→ **What the exercise asks**:
Make an exact copy of the entries below.

── Task material

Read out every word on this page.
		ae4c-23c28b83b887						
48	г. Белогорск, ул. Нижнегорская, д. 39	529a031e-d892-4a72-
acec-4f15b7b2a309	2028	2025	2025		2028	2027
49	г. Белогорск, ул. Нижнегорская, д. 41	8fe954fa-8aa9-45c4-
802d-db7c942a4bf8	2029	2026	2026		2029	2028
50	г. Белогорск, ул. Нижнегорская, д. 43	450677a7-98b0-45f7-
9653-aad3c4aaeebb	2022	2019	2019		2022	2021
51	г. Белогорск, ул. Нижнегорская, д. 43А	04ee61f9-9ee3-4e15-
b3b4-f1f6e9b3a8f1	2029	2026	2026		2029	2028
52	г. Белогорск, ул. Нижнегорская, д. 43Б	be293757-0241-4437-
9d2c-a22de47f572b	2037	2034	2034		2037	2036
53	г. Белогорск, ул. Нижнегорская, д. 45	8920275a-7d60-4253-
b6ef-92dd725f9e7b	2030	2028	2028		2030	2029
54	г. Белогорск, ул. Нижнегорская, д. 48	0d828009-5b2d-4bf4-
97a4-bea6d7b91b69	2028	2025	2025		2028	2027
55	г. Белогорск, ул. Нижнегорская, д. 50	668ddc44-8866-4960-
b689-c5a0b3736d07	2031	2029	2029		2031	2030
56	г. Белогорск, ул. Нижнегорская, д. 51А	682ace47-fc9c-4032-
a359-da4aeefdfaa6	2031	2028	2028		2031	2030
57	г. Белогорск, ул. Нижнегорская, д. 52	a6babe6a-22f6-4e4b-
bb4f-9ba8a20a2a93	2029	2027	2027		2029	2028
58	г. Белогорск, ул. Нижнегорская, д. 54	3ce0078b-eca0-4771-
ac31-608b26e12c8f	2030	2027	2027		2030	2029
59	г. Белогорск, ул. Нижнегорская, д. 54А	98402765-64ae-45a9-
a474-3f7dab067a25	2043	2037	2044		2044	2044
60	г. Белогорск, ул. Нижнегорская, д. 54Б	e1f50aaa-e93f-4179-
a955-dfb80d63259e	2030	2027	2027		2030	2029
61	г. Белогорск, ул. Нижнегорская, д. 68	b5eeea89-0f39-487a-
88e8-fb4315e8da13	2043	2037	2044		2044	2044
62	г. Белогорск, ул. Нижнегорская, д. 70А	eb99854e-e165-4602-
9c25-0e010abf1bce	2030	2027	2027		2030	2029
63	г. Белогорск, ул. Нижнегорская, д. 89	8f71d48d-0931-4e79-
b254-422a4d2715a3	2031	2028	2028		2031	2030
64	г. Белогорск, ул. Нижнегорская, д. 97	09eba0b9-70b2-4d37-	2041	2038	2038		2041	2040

────

→ **Complete response**:
Read out every word on this page.
		ae4c-23c28b83b887						
48	г. Белогорск, ул. Нижнегорская, д. 39	529a031e-d892-4a72-
acec-4f15b7b2a309	2028	2025	2025		2028	2027
49	г. Белогорск, ул. Нижнегорская, д. 41	8fe954fa-8aa9-45c4-
802d-db7c942a4bf8	2029	2026	2026		2029	2028
50	г. Белогорск, ул. Нижнегорская, д. 43	450677a7-98b0-45f7-
9653-aad3c4aaeebb	2022	2019	2019		2022	2021
51	г. Белогорск, ул. Нижнегорская, д. 43А	04ee61f9-9ee3-4e15-
b3b4-f1f6e9b3a8f1	2029	2026	2026		2029	2028
52	г. Белогорск, ул. Нижнегорская, д. 43Б	be293757-0241-4437-
9d2c-a22de47f572b	2037	2034	2034		2037	2036
53	г. Белогорск, ул. Нижнегорская, д. 45	8920275a-7d60-4253-
b6ef-92dd725f9e7b	2030	2028	2028		2030	2029
54	г. Белогорск, ул. Нижнегорская, д. 48	0d828009-5b2d-4bf4-
97a4-bea6d7b91b69	2028	2025	2025		2028	2027
55	г. Белогорск, ул. Нижнегорская, д. 50	668ddc44-8866-4960-
b689-c5a0b3736d07	2031	2029	2029		2031	2030
56	г. Белогорск, ул. Нижнегорская, д. 51А	682ace47-fc9c-4032-
a359-da4aeefdfaa6	2031	2028	2028		2031	2030
57	г. Белогорск, ул. Нижнегорская, д. 52	a6babe6a-22f6-4e4b-
bb4f-9ba8a20a2a93	2029	2027	2027		2029	2028
58	г. Белогорск, ул. Нижнегорская, д. 54	3ce0078b-eca0-4771-
ac31-608b26e12c8f	2030	2027	2027		2030	2029
59	г. Белогорск, ул. Нижнегорская, д. 54А	98402765-64ae-45a9-
a474-3f7dab067a25	2043	2037	2044		2044	2044
60	г. Белогорск, ул. Нижнегорская, д. 54Б	e1f50aaa-e93f-4179-
a955-dfb80d63259e	2030	2027	2027		2030	2029
61	г. Белогорск, ул. Нижнегорская, д. 68	b5eeea89-0f39-487a-
88e8-fb4315e8da13	2043	2037	2044		2044	2044
62	г. Белогорск, ул. Нижнегорская, д. 70А	eb99854e-e165-4602-
9c25-0e010abf1bce	2030	2027	2027		2030	2029
63	г. Белогорск, ул. Нижнегорская, д. 89	8f71d48d-0931-4e79-
b254-422a4d2715a3	2031	2028	2028		2031	2030
64	г. Белогорск, ул. Нижнегорская, д. 97	09eba0b9-70b2-4d37-	2041	2038	2038		2041	2040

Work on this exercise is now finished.